::: RECORD EXTRACTS :::

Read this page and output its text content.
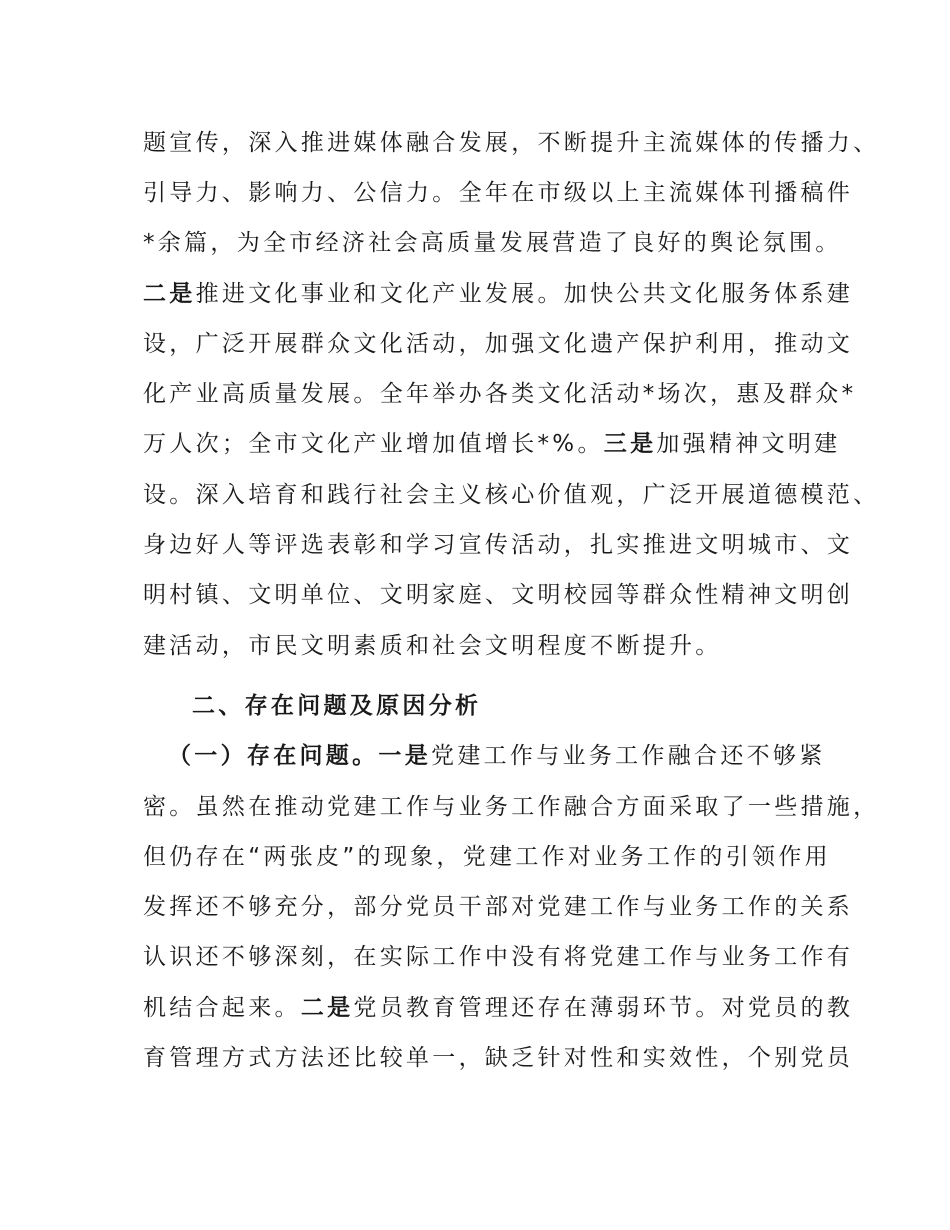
题宣传，深入推进媒体融合发展，不断提升主流媒体的传播力、
引导力、影响力、公信力。全年在市级以上主流媒体刊播稿件
*余篇，为全市经济社会高质量发展营造了良好的舆论氛围。
二是推进文化事业和文化产业发展。加快公共文化服务体系建
设，广泛开展群众文化活动，加强文化遗产保护利用，推动文
化产业高质量发展。全年举办各类文化活动*场次，惠及群众*
万人次；全市文化产业增加值增长*%。三是加强精神文明建
设。深入培育和践行社会主义核心价值观，广泛开展道德模范、
身边好人等评选表彰和学习宣传活动，扎实推进文明城市、文
明村镇、文明单位、文明家庭、文明校园等群众性精神文明创
建活动，市民文明素质和社会文明程度不断提升。
二、存在问题及原因分析
（一）存在问题。一是党建工作与业务工作融合还不够紧
密。虽然在推动党建工作与业务工作融合方面采取了一些措施，
但仍存在“两张皮”的现象，党建工作对业务工作的引领作用
发挥还不够充分，部分党员干部对党建工作与业务工作的关系
认识还不够深刻，在实际工作中没有将党建工作与业务工作有
机结合起来。二是党员教育管理还存在薄弱环节。对党员的教
育管理方式方法还比较单一，缺乏针对性和实效性，个别党员
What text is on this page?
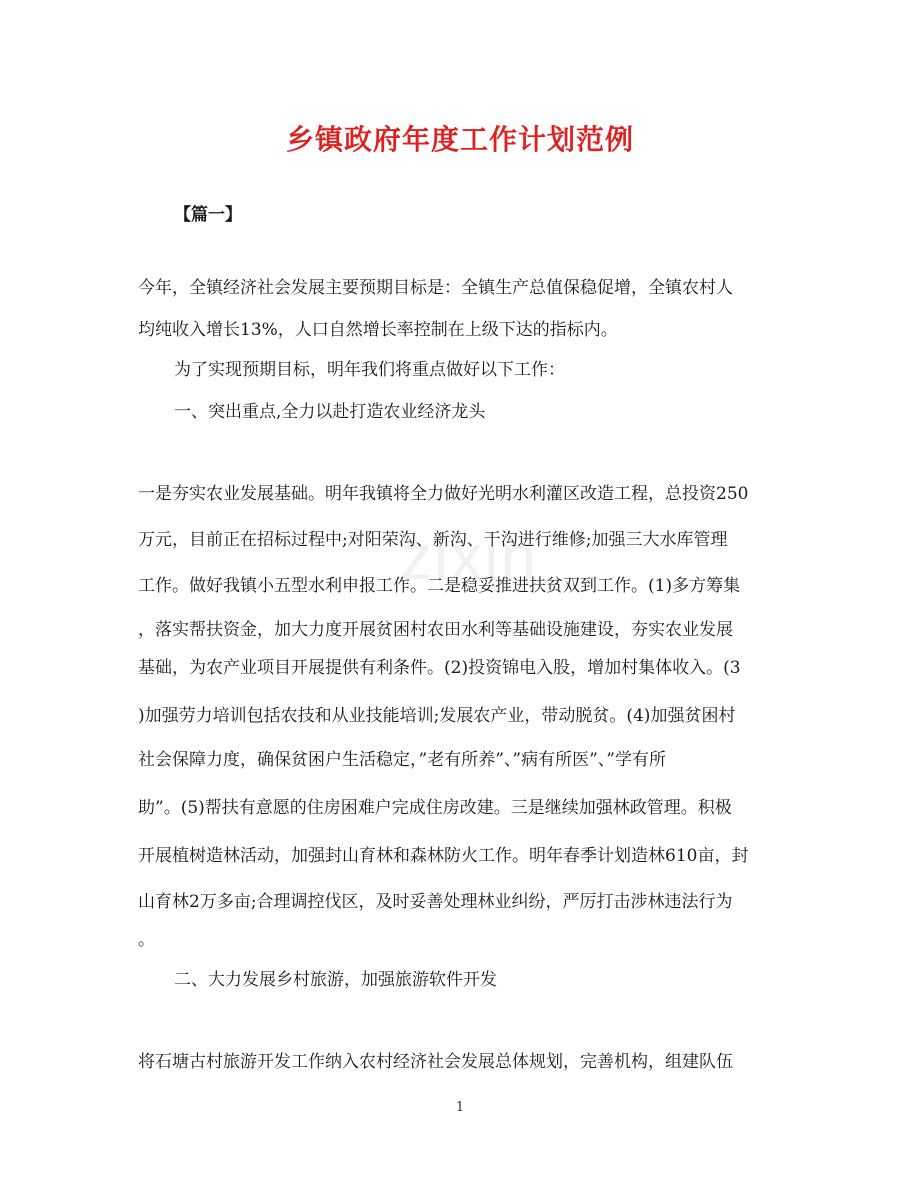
zixin
乡镇政府年度工作计划范例

【篇一】

今年，全镇经济社会发展主要预期目标是：全镇生产总值保稳促增，全镇农村人

均纯收入增长13%，人口自然增长率控制在上级下达的指标内。

为了实现预期目标，明年我们将重点做好以下工作：

一、突出重点,全力以赴打造农业经济龙头

一是夯实农业发展基础。明年我镇将全力做好光明水利灌区改造工程，总投资250

万元，目前正在招标过程中;对阳荣沟、新沟、干沟进行维修;加强三大水库管理

工作。做好我镇小五型水利申报工作。二是稳妥推进扶贫双到工作。(1)多方筹集

，落实帮扶资金，加大力度开展贫困村农田水利等基础设施建设，夯实农业发展

基础，为农产业项目开展提供有利条件。(2)投资锦电入股，增加村集体收入。(3

)加强劳力培训包括农技和从业技能培训;发展农产业，带动脱贫。(4)加强贫困村

社会保障力度，确保贫困户生活稳定，”老有所养”、”病有所医”、”学有所

助”。(5)帮扶有意愿的住房困难户完成住房改建。三是继续加强林政管理。积极

开展植树造林活动，加强封山育林和森林防火工作。明年春季计划造林610亩，封

山育林2万多亩;合理调控伐区，及时妥善处理林业纠纷，严厉打击涉林违法行为

。

二、大力发展乡村旅游，加强旅游软件开发

将石塘古村旅游开发工作纳入农村经济社会发展总体规划，完善机构，组建队伍

1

:::

→ PROBLEM STATEMENT
Go through the entries above and print each one exactly, minus the pictures.

→ ANSWER FOR THE TASK
Read this page and output its text content.
题宣传，深入推进媒体融合发展，不断提升主流媒体的传播力、
引导力、影响力、公信力。全年在市级以上主流媒体刊播稿件
*余篇，为全市经济社会高质量发展营造了良好的舆论氛围。
二是推进文化事业和文化产业发展。加快公共文化服务体系建
设，广泛开展群众文化活动，加强文化遗产保护利用，推动文
化产业高质量发展。全年举办各类文化活动*场次，惠及群众*
万人次；全市文化产业增加值增长*%。三是加强精神文明建
设。深入培育和践行社会主义核心价值观，广泛开展道德模范、
身边好人等评选表彰和学习宣传活动，扎实推进文明城市、文
明村镇、文明单位、文明家庭、文明校园等群众性精神文明创
建活动，市民文明素质和社会文明程度不断提升。
二、存在问题及原因分析
（一）存在问题。一是党建工作与业务工作融合还不够紧
密。虽然在推动党建工作与业务工作融合方面采取了一些措施，
但仍存在“两张皮”的现象，党建工作对业务工作的引领作用
发挥还不够充分，部分党员干部对党建工作与业务工作的关系
认识还不够深刻，在实际工作中没有将党建工作与业务工作有
机结合起来。二是党员教育管理还存在薄弱环节。对党员的教
育管理方式方法还比较单一，缺乏针对性和实效性，个别党员
What text is on this page?
zixin
乡镇政府年度工作计划范例

【篇一】

今年，全镇经济社会发展主要预期目标是：全镇生产总值保稳促增，全镇农村人

均纯收入增长13%，人口自然增长率控制在上级下达的指标内。

为了实现预期目标，明年我们将重点做好以下工作：

一、突出重点,全力以赴打造农业经济龙头

一是夯实农业发展基础。明年我镇将全力做好光明水利灌区改造工程，总投资250

万元，目前正在招标过程中;对阳荣沟、新沟、干沟进行维修;加强三大水库管理

工作。做好我镇小五型水利申报工作。二是稳妥推进扶贫双到工作。(1)多方筹集

，落实帮扶资金，加大力度开展贫困村农田水利等基础设施建设，夯实农业发展

基础，为农产业项目开展提供有利条件。(2)投资锦电入股，增加村集体收入。(3

)加强劳力培训包括农技和从业技能培训;发展农产业，带动脱贫。(4)加强贫困村

社会保障力度，确保贫困户生活稳定，”老有所养”、”病有所医”、”学有所

助”。(5)帮扶有意愿的住房困难户完成住房改建。三是继续加强林政管理。积极

开展植树造林活动，加强封山育林和森林防火工作。明年春季计划造林610亩，封

山育林2万多亩;合理调控伐区，及时妥善处理林业纠纷，严厉打击涉林违法行为

。

二、大力发展乡村旅游，加强旅游软件开发

将石塘古村旅游开发工作纳入农村经济社会发展总体规划，完善机构，组建队伍

1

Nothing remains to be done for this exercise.